- _Aim of the task_: Put the lines running from the one containing "Patent image size: (440, 829)." through the one containing "The Hall sensor 704 is at (211, 553)." into a JSON list of strings, one string per line, skipping blank lines.

- _Input rows_:

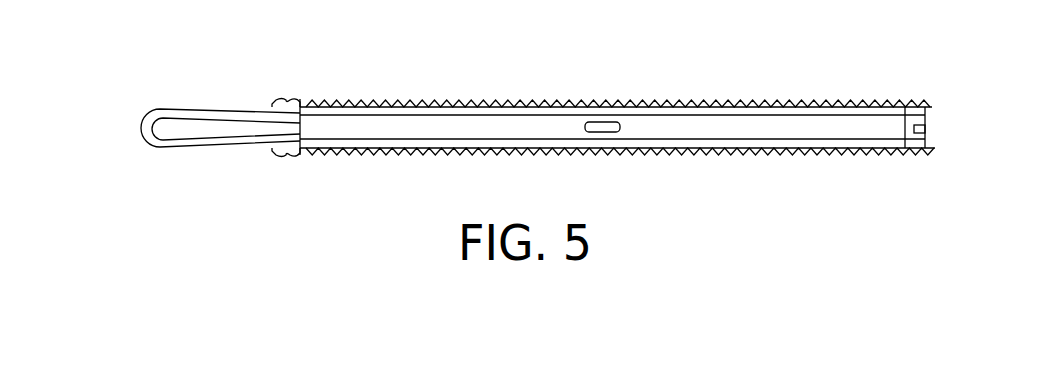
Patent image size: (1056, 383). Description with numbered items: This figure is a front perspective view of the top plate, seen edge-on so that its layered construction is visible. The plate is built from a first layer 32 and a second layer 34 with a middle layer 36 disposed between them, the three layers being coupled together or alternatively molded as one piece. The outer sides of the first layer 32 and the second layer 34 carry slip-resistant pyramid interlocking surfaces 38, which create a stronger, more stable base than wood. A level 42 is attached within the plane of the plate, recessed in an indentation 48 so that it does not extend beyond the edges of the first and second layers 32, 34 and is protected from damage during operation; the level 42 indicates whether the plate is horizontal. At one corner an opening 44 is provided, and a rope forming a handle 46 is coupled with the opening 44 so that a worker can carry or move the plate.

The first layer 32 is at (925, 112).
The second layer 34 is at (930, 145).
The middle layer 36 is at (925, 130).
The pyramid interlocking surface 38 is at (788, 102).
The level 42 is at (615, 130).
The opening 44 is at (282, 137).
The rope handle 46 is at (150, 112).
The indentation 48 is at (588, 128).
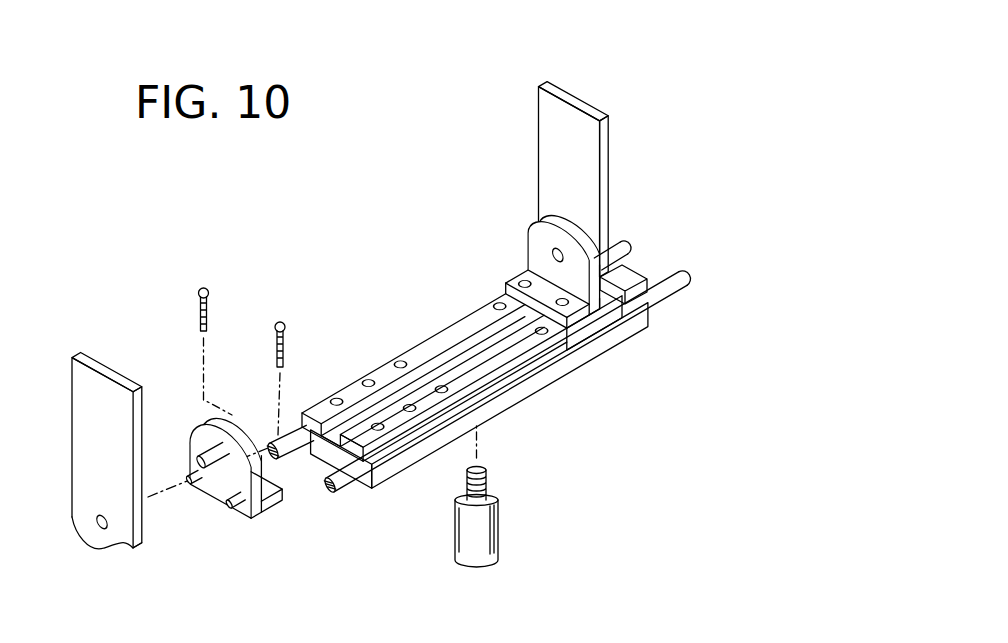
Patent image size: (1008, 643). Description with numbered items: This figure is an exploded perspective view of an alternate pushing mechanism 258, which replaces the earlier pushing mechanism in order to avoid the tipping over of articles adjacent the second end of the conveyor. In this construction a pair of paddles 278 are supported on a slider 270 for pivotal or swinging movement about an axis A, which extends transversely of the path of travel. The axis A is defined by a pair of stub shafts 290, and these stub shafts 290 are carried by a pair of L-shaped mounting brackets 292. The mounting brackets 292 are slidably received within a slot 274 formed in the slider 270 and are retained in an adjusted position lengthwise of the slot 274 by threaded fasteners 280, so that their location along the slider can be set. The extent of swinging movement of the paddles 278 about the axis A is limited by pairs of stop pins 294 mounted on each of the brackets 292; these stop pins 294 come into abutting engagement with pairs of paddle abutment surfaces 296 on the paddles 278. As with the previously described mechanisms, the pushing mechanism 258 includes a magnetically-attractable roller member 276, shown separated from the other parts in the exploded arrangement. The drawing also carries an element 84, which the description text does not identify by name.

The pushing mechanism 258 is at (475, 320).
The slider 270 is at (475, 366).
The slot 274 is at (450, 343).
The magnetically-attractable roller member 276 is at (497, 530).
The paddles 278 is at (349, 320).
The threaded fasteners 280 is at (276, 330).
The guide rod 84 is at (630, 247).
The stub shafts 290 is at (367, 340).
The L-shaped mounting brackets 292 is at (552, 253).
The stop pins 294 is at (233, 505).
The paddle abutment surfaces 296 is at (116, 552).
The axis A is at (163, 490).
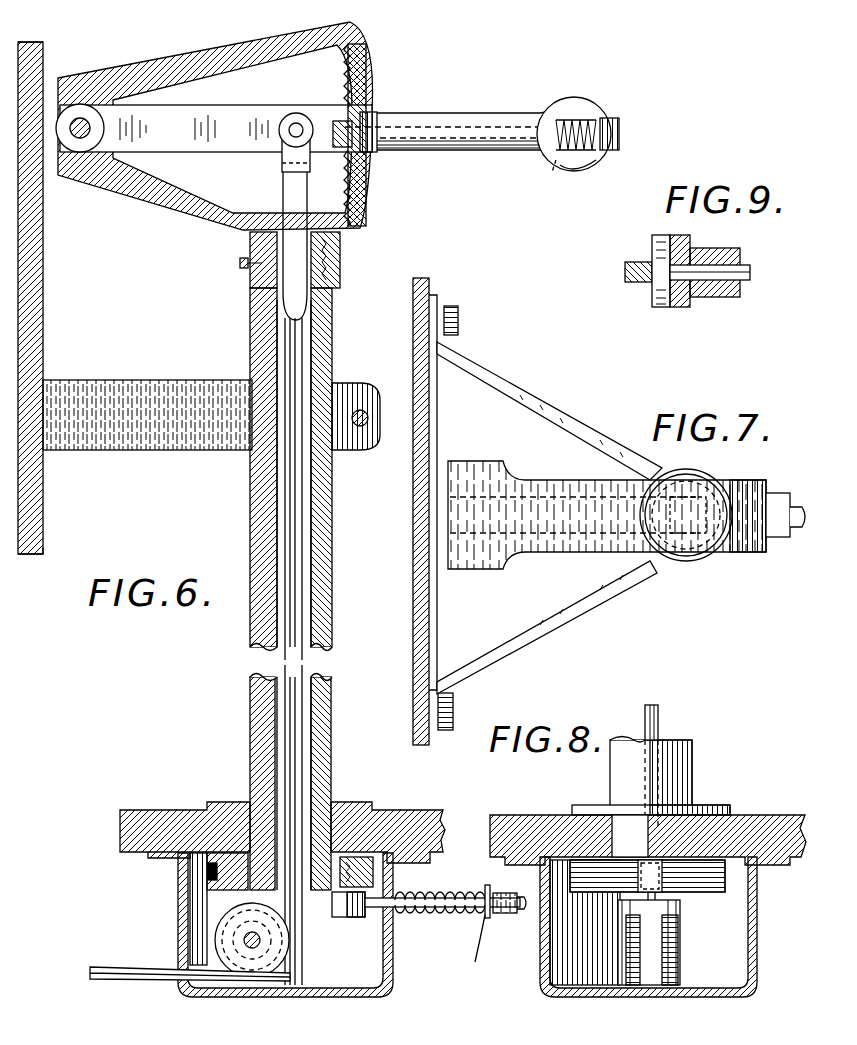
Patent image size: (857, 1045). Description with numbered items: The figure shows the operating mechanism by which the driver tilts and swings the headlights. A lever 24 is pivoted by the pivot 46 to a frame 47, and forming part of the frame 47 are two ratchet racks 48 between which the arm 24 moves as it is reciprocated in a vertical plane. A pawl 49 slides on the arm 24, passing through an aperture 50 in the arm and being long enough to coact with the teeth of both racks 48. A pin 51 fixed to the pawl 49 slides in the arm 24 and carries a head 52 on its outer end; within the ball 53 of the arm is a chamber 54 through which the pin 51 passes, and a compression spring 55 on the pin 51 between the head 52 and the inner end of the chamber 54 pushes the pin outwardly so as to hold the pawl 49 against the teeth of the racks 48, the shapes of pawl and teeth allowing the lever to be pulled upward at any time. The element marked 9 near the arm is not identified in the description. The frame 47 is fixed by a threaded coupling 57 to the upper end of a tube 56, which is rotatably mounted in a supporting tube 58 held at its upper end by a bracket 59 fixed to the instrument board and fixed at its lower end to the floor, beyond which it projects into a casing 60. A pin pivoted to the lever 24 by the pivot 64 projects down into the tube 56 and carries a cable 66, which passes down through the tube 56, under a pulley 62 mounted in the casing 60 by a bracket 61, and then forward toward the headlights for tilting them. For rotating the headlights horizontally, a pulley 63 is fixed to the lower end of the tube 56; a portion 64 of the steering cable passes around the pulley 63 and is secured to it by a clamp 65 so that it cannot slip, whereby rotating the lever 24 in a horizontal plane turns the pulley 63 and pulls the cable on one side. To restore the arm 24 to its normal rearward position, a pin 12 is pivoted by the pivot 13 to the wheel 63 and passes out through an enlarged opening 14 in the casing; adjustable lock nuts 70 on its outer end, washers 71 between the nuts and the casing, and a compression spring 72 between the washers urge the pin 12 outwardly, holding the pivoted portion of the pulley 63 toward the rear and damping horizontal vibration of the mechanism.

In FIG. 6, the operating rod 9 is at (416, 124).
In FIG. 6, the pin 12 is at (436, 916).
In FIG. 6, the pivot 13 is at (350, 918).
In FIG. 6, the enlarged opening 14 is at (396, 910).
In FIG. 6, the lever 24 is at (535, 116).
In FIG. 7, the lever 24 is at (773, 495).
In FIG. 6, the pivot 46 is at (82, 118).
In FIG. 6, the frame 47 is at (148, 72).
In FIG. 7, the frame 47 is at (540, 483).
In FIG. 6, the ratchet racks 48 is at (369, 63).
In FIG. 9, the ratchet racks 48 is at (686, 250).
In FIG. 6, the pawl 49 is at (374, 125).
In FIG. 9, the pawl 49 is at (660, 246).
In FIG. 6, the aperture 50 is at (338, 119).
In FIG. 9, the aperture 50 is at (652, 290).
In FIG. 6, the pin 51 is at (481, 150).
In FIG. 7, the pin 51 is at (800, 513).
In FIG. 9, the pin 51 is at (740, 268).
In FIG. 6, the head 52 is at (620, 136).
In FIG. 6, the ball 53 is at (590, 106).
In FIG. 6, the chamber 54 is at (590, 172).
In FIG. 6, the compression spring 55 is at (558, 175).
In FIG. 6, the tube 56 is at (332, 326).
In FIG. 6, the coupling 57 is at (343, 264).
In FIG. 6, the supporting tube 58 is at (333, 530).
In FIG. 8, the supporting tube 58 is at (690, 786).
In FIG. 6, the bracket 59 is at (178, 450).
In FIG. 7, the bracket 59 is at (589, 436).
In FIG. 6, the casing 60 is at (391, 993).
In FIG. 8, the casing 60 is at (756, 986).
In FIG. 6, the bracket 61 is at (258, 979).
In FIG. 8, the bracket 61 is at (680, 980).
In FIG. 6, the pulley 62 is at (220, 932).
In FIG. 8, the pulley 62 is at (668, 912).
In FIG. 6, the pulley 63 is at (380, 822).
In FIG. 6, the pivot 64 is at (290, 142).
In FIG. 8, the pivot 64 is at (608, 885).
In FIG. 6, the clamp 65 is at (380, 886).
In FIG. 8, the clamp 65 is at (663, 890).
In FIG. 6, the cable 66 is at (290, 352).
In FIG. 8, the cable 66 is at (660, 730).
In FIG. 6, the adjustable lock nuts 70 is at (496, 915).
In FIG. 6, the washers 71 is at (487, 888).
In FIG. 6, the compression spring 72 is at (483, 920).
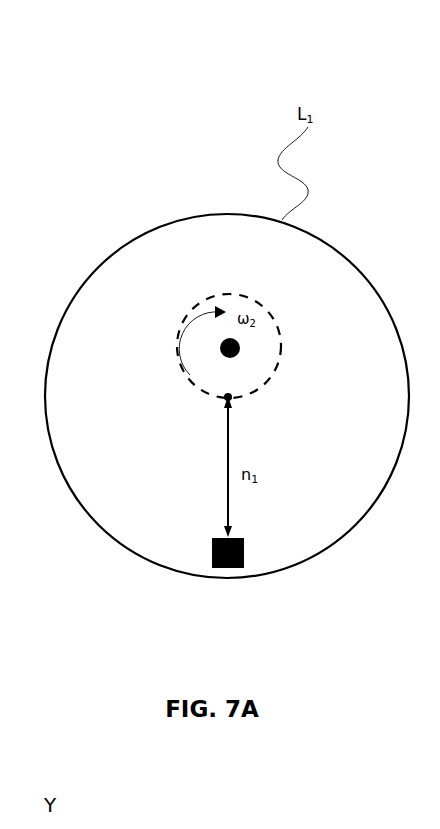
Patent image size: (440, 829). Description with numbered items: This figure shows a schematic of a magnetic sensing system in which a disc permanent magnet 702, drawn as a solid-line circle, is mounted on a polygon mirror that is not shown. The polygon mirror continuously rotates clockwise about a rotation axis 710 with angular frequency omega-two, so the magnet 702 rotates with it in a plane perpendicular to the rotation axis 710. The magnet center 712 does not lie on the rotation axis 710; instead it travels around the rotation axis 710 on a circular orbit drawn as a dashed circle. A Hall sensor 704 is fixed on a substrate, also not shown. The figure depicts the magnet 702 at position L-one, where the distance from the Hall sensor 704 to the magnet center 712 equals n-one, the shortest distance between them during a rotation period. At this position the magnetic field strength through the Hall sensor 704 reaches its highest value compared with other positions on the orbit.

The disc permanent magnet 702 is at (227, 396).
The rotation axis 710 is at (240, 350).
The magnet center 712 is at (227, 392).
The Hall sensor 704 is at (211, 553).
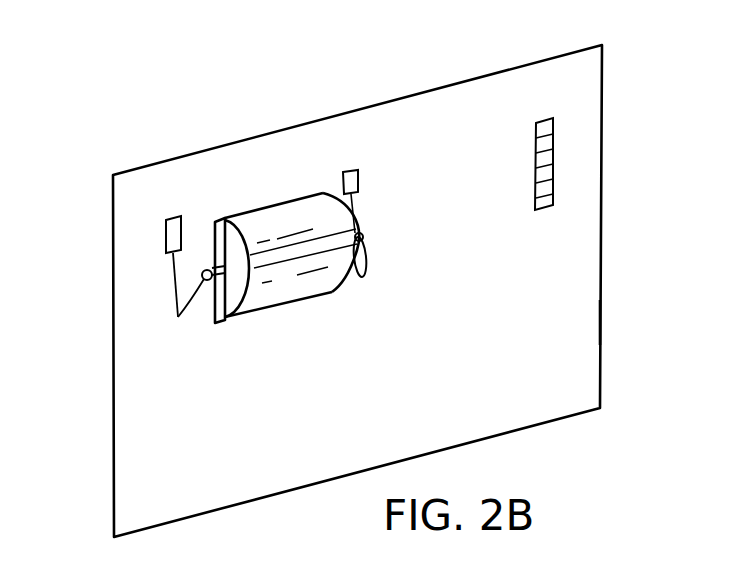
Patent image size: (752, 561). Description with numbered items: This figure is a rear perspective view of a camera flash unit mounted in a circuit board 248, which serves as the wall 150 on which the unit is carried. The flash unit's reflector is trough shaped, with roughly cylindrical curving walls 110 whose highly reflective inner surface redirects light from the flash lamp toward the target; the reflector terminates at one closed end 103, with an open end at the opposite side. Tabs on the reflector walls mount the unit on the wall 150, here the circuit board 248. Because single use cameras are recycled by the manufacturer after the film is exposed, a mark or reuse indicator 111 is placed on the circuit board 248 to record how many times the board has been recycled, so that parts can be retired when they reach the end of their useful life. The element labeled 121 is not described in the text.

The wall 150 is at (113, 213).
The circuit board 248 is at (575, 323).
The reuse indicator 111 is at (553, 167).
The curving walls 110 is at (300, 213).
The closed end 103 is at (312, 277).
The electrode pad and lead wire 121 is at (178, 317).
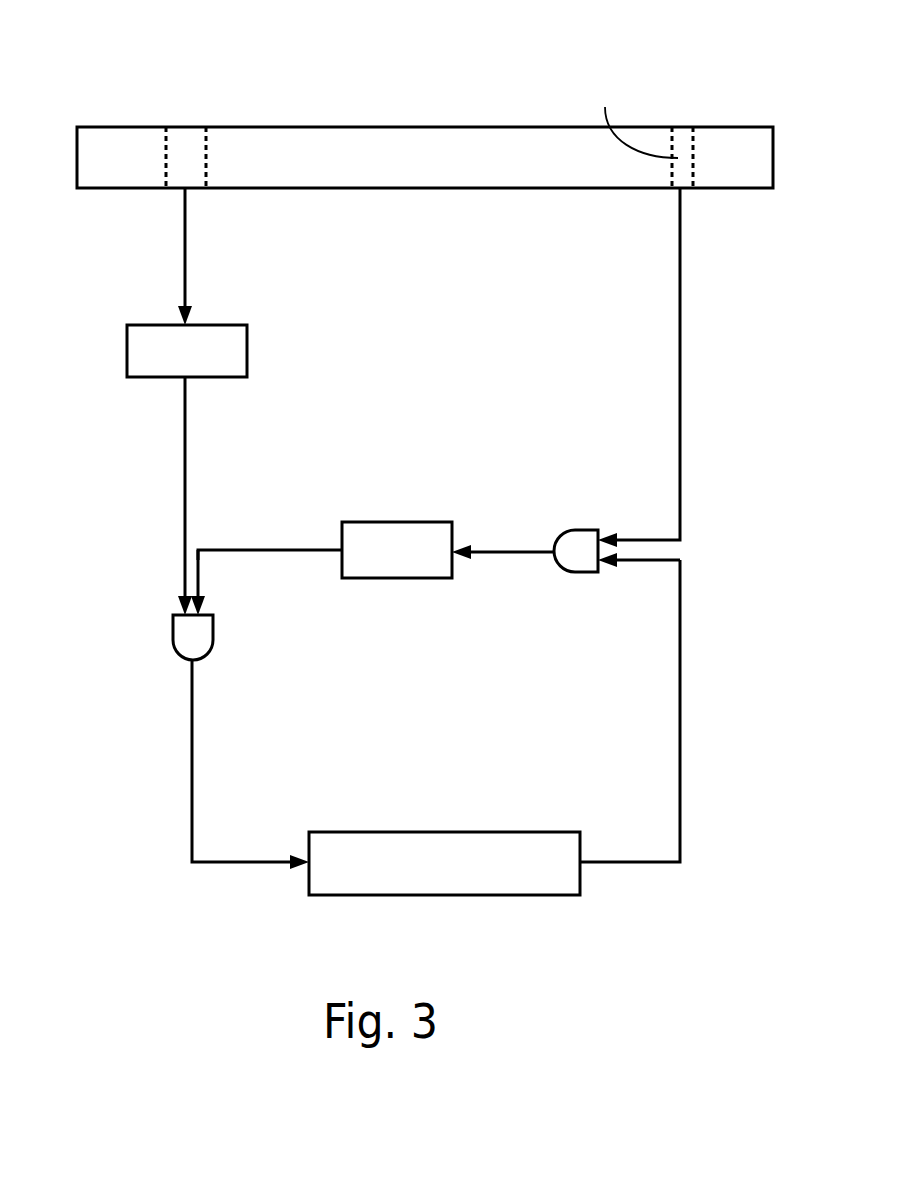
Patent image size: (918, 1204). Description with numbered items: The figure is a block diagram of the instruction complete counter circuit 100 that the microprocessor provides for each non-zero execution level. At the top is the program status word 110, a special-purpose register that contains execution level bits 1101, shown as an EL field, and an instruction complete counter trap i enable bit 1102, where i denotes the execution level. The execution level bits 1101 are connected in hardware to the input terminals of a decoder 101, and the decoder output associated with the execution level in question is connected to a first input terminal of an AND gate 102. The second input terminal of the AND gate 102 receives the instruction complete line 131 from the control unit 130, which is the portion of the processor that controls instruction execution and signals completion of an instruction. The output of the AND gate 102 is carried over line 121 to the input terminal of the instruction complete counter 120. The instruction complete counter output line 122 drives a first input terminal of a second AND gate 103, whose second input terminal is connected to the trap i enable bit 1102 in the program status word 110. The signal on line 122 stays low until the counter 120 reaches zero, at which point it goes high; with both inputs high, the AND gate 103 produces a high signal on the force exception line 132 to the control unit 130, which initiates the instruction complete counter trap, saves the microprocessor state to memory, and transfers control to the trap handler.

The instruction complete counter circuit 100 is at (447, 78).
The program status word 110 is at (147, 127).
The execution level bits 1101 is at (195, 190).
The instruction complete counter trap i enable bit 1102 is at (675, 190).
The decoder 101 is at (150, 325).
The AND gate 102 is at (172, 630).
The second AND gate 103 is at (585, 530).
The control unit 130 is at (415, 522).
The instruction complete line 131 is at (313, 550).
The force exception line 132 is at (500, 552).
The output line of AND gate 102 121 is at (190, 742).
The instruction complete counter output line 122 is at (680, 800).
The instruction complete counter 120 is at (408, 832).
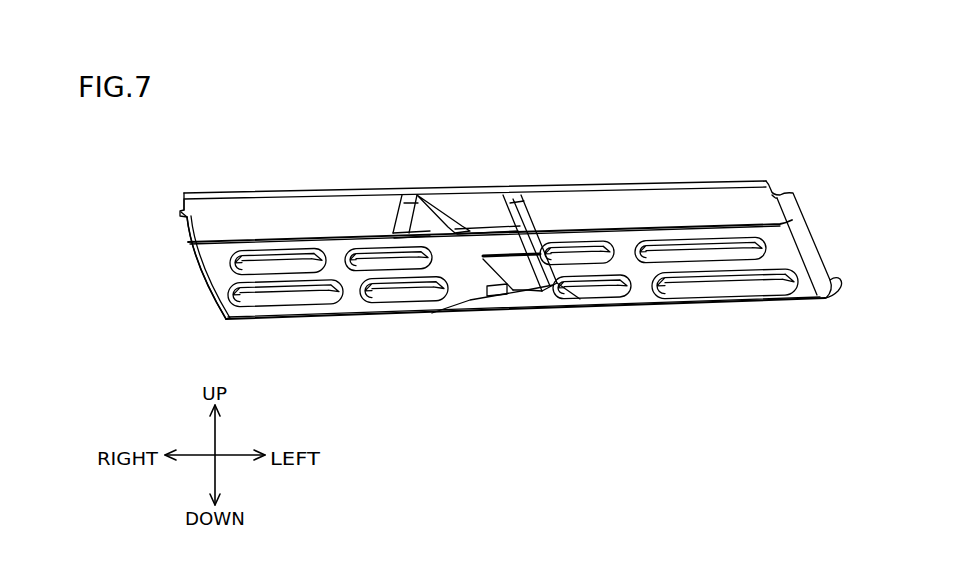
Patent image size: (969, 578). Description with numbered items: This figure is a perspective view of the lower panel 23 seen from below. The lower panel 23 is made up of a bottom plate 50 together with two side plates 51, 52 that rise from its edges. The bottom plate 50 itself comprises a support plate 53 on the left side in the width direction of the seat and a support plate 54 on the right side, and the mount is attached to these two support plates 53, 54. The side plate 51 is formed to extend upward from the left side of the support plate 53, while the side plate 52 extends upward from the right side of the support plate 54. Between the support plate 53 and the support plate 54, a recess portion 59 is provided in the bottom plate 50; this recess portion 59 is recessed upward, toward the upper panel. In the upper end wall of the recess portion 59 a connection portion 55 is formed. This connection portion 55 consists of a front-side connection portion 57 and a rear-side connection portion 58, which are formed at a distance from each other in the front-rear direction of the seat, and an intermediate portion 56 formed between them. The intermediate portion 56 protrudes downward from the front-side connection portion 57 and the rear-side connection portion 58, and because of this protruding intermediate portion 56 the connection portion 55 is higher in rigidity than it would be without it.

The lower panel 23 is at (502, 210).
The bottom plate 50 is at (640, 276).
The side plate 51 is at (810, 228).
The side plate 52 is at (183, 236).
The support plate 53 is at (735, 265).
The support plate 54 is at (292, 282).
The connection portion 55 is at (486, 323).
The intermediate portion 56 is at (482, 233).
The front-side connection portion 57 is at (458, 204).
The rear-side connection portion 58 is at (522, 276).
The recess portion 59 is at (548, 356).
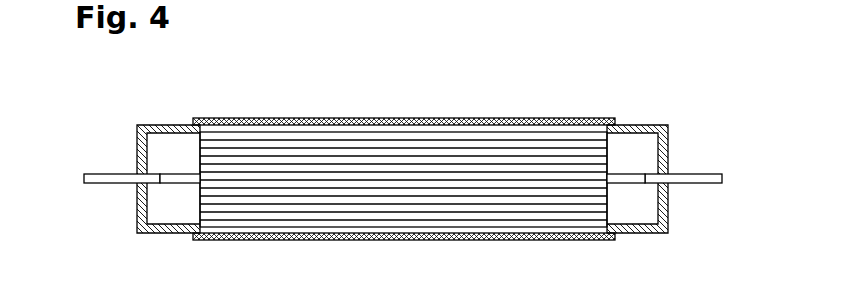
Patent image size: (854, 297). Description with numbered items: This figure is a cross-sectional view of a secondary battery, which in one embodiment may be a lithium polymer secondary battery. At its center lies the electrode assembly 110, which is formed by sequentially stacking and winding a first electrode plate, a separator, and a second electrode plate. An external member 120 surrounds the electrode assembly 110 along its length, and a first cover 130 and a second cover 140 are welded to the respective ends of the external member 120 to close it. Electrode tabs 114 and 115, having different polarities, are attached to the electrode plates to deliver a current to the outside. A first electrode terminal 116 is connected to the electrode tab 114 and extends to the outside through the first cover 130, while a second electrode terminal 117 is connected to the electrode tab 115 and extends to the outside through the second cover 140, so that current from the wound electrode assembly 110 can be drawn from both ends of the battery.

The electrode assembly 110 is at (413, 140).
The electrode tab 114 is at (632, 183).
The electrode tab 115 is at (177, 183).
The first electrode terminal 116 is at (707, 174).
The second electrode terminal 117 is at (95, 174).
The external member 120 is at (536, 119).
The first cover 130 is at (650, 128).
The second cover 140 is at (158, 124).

- _Worked answer_:
[
  "Patent image size: (440, 829). Description with numbered items: This figure shows a schematic of a magnetic sensing system in which a disc permanent magnet 702, drawn as a solid-line circle, is mounted on a polygon mirror that is not shown. The polygon mirror continuously rotates clockwise about a rotation axis 710 with angular frequency omega-two, so the magnet 702 rotates with it in a plane perpendicular to the rotation axis 710. The magnet center 712 does not lie on the rotation axis 710; instead it travels around the rotation axis 710 on a circular orbit drawn as a dashed circle. A Hall sensor 704 is fixed on a substrate, also not shown. The figure depicts the magnet 702 at position L-one, where the distance from the Hall sensor 704 to the magnet center 712 equals n-one, the shortest distance between them during a rotation period. At this position the magnetic field strength through the Hall sensor 704 reaches its highest value compared with other positions on the orbit.",
  "The disc permanent magnet 702 is at (227, 396).",
  "The rotation axis 710 is at (240, 350).",
  "The magnet center 712 is at (227, 392).",
  "The Hall sensor 704 is at (211, 553)."
]